### Objective
Find the word "misc" in the listing; pull out each line holding it.

### Task input
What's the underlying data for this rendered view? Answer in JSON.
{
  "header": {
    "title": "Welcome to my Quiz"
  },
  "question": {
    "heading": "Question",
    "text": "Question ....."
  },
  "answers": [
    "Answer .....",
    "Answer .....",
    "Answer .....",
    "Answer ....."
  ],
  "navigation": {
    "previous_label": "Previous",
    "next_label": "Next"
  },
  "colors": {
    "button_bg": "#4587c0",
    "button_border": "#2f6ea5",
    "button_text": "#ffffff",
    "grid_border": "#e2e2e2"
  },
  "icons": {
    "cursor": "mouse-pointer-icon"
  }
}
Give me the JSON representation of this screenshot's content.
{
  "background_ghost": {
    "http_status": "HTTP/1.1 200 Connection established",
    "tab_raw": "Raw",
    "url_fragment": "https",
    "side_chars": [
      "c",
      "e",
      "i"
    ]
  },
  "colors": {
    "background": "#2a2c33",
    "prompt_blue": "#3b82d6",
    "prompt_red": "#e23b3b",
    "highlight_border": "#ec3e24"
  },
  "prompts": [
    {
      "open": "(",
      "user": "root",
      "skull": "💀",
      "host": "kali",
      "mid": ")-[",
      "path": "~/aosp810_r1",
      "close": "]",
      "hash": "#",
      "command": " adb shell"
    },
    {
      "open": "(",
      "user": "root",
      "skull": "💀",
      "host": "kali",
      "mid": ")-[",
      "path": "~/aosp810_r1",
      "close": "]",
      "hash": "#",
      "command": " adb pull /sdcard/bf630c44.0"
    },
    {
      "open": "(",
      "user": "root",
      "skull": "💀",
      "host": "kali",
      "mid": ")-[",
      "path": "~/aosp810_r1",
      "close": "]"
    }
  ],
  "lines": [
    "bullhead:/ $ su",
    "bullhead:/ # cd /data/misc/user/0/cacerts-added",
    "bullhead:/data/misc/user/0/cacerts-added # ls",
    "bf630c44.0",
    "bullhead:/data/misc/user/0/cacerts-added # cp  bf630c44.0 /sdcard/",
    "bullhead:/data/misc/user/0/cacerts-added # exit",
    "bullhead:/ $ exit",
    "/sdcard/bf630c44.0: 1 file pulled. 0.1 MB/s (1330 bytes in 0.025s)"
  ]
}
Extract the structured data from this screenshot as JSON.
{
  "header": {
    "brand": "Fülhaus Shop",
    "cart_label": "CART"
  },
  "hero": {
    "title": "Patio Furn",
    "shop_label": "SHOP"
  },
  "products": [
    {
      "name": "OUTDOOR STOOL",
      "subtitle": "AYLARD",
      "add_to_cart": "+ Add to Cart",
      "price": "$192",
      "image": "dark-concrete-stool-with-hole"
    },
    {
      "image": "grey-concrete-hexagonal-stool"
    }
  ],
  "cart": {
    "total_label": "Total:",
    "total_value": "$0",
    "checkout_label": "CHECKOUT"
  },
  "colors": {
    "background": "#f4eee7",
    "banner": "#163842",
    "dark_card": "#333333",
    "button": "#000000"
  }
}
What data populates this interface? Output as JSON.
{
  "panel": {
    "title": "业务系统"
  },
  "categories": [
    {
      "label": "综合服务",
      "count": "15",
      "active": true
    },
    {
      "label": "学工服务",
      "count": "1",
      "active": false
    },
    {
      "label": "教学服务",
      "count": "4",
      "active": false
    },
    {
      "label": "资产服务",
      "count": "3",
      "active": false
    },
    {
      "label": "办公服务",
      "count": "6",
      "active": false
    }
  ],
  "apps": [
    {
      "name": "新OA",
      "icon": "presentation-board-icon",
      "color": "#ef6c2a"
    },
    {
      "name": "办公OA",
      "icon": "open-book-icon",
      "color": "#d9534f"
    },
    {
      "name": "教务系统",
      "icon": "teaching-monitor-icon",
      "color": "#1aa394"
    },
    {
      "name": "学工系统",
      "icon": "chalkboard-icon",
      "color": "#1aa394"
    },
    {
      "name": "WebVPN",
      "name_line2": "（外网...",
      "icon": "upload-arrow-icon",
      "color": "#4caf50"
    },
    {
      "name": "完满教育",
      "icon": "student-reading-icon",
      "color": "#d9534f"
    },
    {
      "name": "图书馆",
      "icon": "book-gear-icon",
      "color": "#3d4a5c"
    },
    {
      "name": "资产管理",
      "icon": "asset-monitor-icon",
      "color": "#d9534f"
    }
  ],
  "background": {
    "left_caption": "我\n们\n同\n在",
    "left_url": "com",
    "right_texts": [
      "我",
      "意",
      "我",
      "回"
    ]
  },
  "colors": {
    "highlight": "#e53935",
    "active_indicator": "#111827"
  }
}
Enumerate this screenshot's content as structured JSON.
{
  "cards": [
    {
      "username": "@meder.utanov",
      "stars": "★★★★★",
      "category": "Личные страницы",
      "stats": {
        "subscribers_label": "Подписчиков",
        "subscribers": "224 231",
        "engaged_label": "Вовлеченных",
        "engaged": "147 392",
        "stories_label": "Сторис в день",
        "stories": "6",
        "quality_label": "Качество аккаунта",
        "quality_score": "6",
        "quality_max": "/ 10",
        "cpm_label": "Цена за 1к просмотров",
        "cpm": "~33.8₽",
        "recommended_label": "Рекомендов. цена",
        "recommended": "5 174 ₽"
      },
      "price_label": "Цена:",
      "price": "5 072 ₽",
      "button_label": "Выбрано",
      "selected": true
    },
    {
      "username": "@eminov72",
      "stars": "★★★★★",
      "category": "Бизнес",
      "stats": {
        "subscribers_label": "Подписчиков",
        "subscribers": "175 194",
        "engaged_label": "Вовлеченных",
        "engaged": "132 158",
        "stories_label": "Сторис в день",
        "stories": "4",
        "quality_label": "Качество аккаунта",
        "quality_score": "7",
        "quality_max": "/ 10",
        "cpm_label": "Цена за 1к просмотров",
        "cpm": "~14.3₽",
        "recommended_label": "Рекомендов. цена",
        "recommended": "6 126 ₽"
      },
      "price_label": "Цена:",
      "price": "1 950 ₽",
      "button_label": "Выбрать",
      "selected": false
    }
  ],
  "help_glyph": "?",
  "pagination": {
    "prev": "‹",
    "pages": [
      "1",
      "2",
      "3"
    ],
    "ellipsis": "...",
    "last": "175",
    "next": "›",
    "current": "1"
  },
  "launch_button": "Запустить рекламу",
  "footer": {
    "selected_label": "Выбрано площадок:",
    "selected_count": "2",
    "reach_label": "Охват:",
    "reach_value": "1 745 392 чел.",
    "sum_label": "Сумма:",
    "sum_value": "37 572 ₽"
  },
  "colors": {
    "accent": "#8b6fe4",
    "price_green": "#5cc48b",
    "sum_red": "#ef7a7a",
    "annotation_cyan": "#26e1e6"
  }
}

### Expected answer
    "bullhead:/ # cd /data/misc/user/0/cacerts-added",
    "bullhead:/data/misc/user/0/cacerts-added # ls",
    "bullhead:/data/misc/user/0/cacerts-added # cp  bf630c44.0 /sdcard/",
    "bullhead:/data/misc/user/0/cacerts-added # exit",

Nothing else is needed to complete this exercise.